--- Begin Record list ---
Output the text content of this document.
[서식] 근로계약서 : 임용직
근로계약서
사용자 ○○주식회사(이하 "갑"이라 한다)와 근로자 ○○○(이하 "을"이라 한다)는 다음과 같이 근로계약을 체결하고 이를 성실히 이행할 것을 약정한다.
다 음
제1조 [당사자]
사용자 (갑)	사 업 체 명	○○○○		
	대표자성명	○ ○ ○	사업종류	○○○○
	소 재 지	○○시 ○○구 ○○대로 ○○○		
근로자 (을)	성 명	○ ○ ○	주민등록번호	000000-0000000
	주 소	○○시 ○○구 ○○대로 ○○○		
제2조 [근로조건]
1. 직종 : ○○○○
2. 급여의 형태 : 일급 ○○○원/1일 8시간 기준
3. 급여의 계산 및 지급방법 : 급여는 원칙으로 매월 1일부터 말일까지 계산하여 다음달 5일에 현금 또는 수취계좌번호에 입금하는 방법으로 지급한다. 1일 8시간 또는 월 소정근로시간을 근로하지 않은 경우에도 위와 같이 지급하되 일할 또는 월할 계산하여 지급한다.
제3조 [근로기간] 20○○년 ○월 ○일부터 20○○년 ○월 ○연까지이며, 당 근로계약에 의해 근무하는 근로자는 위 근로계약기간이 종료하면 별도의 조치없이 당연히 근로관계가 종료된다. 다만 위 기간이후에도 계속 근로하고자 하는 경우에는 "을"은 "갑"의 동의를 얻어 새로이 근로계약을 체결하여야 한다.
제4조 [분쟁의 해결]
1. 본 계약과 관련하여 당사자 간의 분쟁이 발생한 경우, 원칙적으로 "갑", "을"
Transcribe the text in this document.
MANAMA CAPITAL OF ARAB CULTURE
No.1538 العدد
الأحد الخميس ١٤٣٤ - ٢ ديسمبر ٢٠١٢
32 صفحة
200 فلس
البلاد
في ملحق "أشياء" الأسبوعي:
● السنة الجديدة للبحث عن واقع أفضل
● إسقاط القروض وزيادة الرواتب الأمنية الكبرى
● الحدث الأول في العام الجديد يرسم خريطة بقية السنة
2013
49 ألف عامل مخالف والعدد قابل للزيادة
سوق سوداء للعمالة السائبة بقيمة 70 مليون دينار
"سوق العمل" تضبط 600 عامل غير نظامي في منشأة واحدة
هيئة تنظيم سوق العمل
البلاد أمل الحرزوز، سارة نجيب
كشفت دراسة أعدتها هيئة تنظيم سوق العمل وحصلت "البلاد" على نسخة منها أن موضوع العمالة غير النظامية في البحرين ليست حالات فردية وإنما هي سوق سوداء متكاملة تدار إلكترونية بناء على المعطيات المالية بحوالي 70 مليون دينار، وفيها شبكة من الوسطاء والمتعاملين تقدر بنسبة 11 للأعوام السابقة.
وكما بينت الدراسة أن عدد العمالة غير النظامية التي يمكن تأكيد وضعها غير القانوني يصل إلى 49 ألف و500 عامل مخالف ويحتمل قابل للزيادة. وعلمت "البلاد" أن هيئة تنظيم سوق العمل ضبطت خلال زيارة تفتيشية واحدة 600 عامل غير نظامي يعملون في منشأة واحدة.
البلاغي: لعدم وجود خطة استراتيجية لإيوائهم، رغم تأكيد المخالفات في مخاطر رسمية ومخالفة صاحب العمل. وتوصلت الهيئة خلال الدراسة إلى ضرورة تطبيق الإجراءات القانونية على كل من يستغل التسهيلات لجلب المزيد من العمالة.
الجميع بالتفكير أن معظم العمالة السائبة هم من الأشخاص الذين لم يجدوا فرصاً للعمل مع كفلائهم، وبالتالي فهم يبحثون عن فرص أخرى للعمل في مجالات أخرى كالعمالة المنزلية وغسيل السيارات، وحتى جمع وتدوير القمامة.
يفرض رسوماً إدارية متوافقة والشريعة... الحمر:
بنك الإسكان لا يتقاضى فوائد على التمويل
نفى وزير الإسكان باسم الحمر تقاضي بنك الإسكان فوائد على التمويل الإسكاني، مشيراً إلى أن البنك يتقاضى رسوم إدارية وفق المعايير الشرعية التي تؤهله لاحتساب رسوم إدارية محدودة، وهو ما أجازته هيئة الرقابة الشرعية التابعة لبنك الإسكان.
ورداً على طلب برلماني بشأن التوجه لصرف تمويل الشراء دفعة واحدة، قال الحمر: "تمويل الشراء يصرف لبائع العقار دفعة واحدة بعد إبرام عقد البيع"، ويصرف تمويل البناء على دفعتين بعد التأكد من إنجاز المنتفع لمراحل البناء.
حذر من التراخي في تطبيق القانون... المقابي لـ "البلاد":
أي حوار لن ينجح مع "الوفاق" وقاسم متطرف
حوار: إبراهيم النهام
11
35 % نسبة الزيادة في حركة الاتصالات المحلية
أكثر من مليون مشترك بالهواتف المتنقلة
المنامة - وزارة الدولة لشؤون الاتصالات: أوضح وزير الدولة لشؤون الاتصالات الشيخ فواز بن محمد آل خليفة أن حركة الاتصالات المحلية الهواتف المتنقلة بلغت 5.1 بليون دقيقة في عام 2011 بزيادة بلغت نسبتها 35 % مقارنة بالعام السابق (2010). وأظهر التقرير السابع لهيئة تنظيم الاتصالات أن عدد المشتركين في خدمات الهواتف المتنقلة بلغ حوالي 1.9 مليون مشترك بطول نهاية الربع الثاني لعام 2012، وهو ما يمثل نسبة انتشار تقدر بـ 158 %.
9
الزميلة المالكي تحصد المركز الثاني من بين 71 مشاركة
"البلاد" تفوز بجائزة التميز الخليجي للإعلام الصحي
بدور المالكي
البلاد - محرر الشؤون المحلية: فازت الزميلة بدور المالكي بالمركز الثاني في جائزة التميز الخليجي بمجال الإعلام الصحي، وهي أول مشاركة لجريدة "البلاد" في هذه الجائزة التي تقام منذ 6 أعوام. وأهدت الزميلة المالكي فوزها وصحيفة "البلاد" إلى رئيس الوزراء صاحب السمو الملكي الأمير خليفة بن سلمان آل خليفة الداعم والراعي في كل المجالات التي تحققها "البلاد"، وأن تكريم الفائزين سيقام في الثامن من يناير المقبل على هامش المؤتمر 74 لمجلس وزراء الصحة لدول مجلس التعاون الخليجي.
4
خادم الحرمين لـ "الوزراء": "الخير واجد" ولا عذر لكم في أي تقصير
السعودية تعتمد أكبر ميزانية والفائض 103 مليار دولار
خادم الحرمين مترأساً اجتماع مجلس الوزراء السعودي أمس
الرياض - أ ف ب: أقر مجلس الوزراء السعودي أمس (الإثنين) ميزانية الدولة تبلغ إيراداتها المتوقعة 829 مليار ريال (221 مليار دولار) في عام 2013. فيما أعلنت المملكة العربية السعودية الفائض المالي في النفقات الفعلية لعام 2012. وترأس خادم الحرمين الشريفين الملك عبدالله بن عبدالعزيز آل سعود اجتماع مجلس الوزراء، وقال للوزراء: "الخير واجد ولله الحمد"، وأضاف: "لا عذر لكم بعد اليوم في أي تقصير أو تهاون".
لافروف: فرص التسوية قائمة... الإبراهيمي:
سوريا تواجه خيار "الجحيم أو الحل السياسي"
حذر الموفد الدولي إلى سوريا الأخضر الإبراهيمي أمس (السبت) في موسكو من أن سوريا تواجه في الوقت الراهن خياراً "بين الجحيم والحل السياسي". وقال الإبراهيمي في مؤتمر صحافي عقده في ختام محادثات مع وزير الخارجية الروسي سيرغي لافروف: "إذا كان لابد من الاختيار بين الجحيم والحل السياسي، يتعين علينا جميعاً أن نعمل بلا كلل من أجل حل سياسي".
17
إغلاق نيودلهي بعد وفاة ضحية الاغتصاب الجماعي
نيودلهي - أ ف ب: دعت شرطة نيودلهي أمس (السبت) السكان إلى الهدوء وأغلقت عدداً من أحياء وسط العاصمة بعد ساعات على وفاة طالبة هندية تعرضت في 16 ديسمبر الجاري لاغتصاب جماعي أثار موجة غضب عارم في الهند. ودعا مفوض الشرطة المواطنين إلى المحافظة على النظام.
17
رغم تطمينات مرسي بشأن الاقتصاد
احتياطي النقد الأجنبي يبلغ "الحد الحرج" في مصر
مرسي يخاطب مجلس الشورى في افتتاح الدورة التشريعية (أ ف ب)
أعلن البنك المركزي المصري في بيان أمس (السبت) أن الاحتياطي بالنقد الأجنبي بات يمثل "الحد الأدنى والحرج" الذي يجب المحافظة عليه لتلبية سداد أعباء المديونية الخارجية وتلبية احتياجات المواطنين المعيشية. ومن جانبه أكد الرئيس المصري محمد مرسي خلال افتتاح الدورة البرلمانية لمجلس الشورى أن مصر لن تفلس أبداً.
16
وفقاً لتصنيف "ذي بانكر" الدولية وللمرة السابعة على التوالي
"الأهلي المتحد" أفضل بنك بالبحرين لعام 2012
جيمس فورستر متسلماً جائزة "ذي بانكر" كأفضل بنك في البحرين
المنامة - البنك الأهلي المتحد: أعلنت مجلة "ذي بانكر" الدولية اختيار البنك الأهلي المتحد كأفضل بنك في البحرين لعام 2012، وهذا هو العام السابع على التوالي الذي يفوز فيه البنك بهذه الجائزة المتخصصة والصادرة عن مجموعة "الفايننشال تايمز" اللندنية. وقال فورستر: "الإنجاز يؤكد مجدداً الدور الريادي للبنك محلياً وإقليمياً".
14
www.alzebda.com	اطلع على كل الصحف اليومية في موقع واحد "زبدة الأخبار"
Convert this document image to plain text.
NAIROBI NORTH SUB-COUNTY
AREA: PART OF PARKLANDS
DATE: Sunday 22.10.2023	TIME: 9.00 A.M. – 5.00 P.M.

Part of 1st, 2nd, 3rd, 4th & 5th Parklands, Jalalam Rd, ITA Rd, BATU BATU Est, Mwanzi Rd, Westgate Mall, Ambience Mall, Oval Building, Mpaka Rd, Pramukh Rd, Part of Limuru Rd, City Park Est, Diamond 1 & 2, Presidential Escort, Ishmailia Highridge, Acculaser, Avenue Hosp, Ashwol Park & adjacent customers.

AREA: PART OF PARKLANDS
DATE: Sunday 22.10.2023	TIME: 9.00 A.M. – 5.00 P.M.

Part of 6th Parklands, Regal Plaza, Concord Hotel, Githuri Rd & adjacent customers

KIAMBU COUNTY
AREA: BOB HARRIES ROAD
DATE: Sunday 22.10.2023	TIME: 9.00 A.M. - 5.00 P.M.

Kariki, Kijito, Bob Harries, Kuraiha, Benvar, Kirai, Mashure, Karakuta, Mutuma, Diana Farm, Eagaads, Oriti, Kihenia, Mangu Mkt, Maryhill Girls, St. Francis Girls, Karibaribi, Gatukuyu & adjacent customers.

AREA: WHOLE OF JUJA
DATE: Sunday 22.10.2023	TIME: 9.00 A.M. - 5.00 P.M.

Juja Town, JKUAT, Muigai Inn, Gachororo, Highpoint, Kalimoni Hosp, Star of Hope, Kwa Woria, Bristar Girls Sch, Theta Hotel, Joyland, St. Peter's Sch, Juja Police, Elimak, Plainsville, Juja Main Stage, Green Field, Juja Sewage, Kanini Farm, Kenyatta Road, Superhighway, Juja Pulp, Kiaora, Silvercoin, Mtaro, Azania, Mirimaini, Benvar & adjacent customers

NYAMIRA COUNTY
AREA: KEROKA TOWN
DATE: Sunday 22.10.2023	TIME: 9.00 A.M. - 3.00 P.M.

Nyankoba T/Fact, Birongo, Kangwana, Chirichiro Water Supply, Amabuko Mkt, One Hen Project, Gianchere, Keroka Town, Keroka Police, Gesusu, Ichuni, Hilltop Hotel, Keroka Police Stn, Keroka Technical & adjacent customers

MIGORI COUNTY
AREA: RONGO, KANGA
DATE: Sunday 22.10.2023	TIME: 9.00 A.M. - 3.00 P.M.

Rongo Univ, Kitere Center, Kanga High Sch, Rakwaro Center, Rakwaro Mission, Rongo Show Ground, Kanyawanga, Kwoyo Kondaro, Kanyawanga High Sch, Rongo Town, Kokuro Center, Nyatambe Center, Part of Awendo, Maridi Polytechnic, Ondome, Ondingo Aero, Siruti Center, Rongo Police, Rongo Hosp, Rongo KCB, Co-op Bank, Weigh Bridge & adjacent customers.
--- End Record list ---
Aim of the task: Identify each line in the entries with the word "ميزانية" and copy it.

Finished exercise:
السعودية تعتمد أكبر ميزانية والفائض 103 مليار دولار
الرياض - أ ف ب: أقر مجلس الوزراء السعودي أمس (الإثنين) ميزانية الدولة تبلغ إيراداتها المتوقعة 829 مليار ريال (221 مليار دولار) في عام 2013. فيما أعلنت المملكة العربية السعودية الفائض المالي في النفقات الفعلية لعام 2012. وترأس خادم الحرمين الشريفين الملك عبدالله بن عبدالعزيز آل سعود اجتماع مجلس الوزراء، وقال للوزراء: "الخير واجد ولله الحمد"، وأضاف: "لا عذر لكم بعد اليوم في أي تقصير أو تهاون".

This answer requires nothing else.